* Start *

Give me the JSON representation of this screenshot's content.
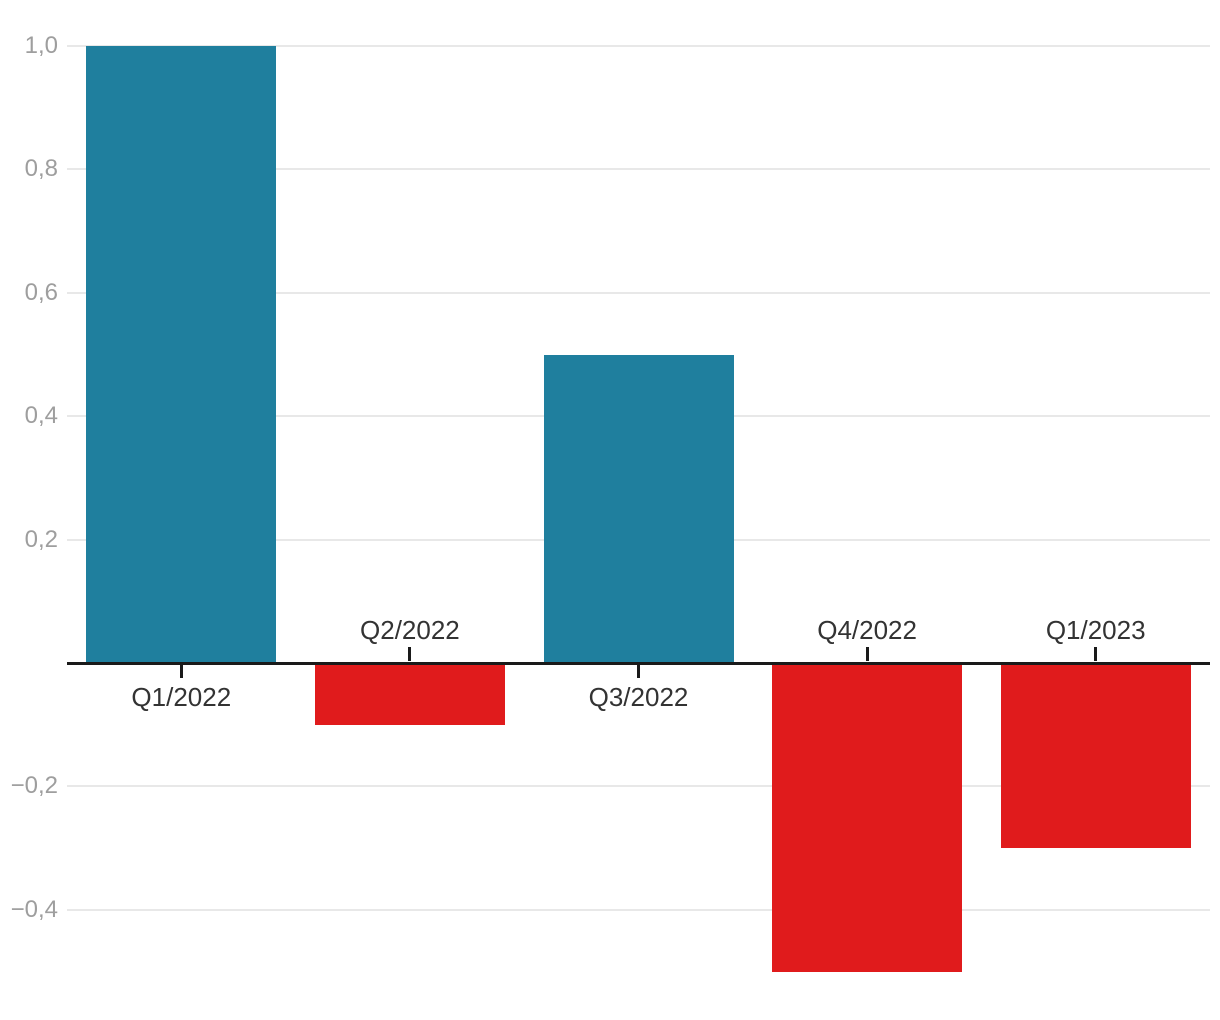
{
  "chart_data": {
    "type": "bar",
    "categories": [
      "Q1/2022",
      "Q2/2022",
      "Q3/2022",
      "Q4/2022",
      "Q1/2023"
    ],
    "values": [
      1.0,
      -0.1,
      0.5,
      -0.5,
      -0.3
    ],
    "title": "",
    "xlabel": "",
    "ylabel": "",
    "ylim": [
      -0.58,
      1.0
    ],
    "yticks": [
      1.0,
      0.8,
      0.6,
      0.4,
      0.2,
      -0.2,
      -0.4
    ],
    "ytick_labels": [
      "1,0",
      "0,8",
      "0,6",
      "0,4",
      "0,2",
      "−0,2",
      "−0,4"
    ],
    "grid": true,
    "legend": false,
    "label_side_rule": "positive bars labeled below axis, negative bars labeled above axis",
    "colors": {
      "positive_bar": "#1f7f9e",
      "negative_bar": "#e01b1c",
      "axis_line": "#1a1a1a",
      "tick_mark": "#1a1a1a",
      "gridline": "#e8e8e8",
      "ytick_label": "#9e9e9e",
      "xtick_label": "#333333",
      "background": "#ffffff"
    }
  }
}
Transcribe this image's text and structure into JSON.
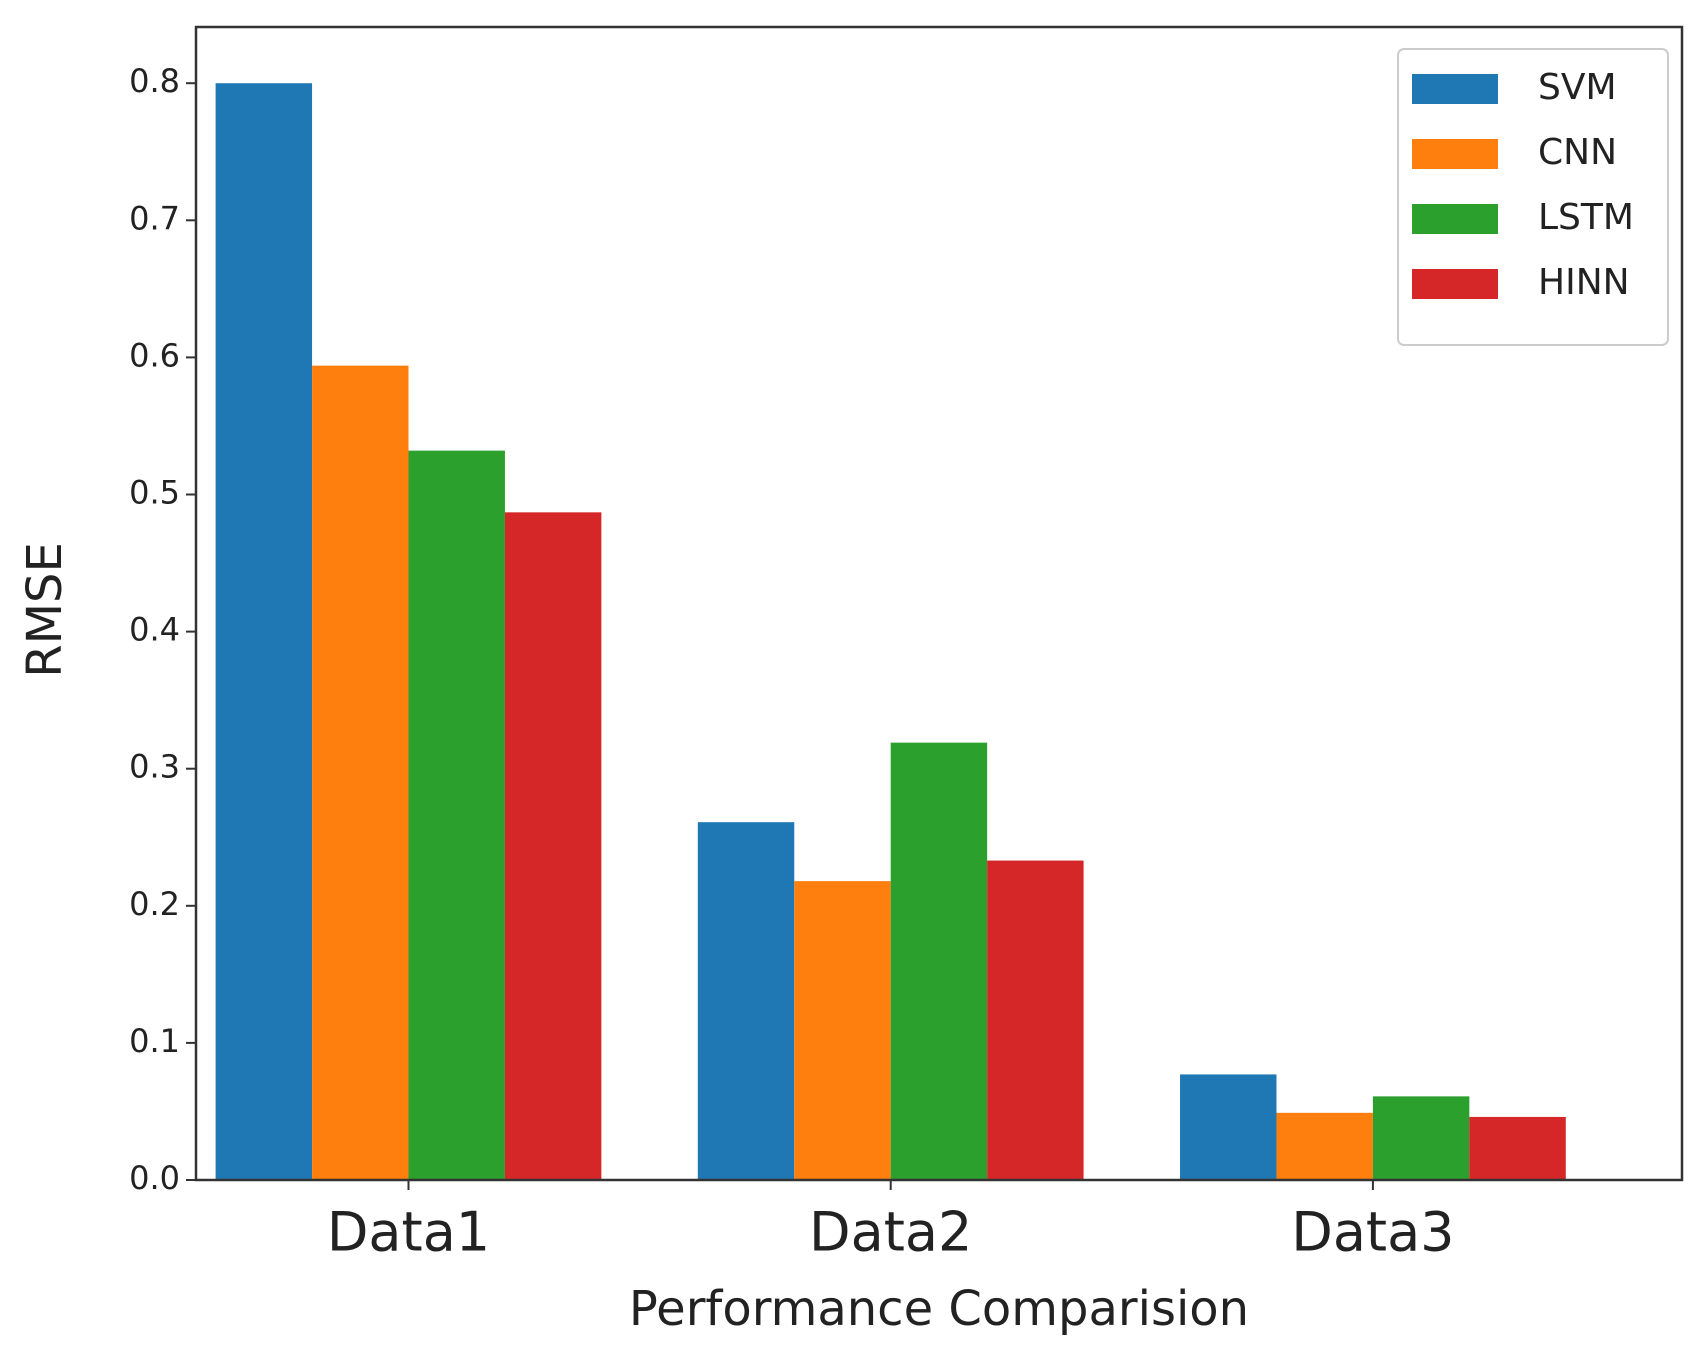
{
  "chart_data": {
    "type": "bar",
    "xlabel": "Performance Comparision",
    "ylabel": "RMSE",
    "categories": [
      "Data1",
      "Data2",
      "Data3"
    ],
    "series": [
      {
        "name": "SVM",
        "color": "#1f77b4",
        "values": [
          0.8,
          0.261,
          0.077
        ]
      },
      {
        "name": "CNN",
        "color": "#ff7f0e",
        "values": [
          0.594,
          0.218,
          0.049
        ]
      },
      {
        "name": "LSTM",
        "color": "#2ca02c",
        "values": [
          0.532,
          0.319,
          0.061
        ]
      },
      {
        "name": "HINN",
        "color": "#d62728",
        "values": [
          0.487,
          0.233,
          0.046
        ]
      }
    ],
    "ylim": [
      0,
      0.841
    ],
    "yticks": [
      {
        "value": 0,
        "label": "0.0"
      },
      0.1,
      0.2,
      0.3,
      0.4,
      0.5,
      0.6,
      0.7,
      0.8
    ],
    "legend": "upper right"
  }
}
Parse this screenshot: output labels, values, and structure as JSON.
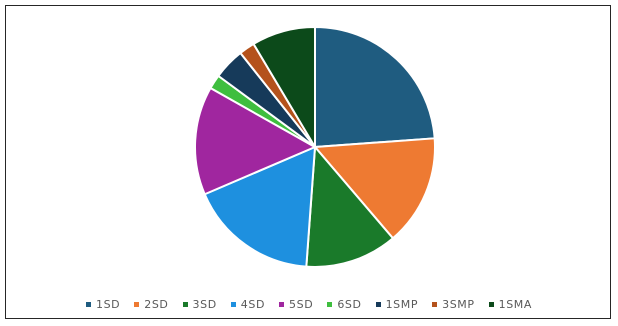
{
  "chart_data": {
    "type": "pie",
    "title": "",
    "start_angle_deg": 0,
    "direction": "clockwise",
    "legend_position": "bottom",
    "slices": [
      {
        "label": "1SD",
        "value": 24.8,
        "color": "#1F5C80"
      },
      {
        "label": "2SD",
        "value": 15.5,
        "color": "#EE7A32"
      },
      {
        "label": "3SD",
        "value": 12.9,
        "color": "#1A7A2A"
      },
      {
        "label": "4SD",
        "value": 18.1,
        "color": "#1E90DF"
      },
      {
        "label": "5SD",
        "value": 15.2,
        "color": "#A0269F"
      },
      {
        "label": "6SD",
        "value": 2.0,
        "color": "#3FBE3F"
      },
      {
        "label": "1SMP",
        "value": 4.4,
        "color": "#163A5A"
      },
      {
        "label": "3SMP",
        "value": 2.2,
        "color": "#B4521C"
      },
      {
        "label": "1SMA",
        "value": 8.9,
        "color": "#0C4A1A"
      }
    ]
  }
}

* End *

- _Aim of the exercise_
Copy only this, please: the line with "Parse this screenshot: output" and every line after it through the end of the data, with no pictures.

- _Worked answer_
Parse this screenshot: output labels, values, and structure as JSON.
{
  "chart_data": {
    "type": "pie",
    "title": "",
    "start_angle_deg": 0,
    "direction": "clockwise",
    "legend_position": "bottom",
    "slices": [
      {
        "label": "1SD",
        "value": 24.8,
        "color": "#1F5C80"
      },
      {
        "label": "2SD",
        "value": 15.5,
        "color": "#EE7A32"
      },
      {
        "label": "3SD",
        "value": 12.9,
        "color": "#1A7A2A"
      },
      {
        "label": "4SD",
        "value": 18.1,
        "color": "#1E90DF"
      },
      {
        "label": "5SD",
        "value": 15.2,
        "color": "#A0269F"
      },
      {
        "label": "6SD",
        "value": 2.0,
        "color": "#3FBE3F"
      },
      {
        "label": "1SMP",
        "value": 4.4,
        "color": "#163A5A"
      },
      {
        "label": "3SMP",
        "value": 2.2,
        "color": "#B4521C"
      },
      {
        "label": "1SMA",
        "value": 8.9,
        "color": "#0C4A1A"
      }
    ]
  }
}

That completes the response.